(Collection entries)
= = = = =

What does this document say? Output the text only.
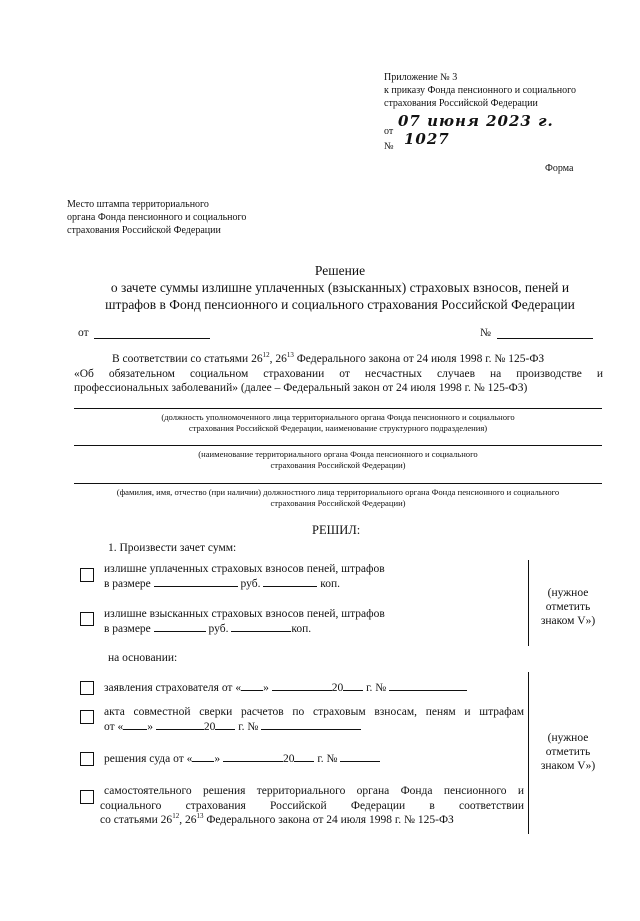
Приложение № 3
к приказу Фонда пенсионного и социального
страхования Российской Федерации
от
07 июня 2023 г.
№ 1027
Форма
Место штампа территориального
органа Фонда пенсионного и социального
страхования Российской Федерации
Решение
о зачете суммы излишне уплаченных (взысканных) страховых взносов, пеней и
штрафов в Фонд пенсионного и социального страхования Российской Федерации
от	№
В соответствии со статьями $26^{12}$, $26^{13}$ Федерального закона от 24 июля 1998 г. № 125-ФЗ
«Об обязательном социальном страховании от несчастных случаев на производстве и
профессиональных заболеваний» (далее – Федеральный закон от 24 июля 1998 г. № 125-ФЗ)
(должность уполномоченного лица территориального органа Фонда пенсионного и социального
страхования Российской Федерации, наименование структурного подразделения)
(наименование территориального органа Фонда пенсионного и социального
страхования Российской Федерации)
(фамилия, имя, отчество (при наличии) должностного лица территориального органа Фонда пенсионного и социального
страхования Российской Федерации)
РЕШИЛ:
1. Произвести зачет сумм:
излишне уплаченных страховых взносов пеней, штрафов
в размере	руб.	коп.
излишне взысканных страховых взносов пеней, штрафов
в размере	руб.	коп.
(нужное
отметить
знаком V»)
на основании:
заявления страхователя от « »	20 г. №
акта совместной сверки расчетов по страховым взносам, пеням и штрафам
от « »	20 г. №
решения суда от « »	20 г. №
самостоятельного решения территориального органа Фонда пенсионного и
социального страхования Российской Федерации в соответствии
со статьями $26^{12}$, $26^{13}$ Федерального закона от 24 июля 1998 г. № 125-ФЗ
(нужное
отметить
знаком V»)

= = = = =

◆ **To do**
Select the lines in this material that hold the word "соответствии", leaving none out.

◆ **Solved exercise**
В соответствии со статьями $26^{12}$, $26^{13}$ Федерального закона от 24 июля 1998 г. № 125-ФЗ
социального страхования Российской Федерации в соответствии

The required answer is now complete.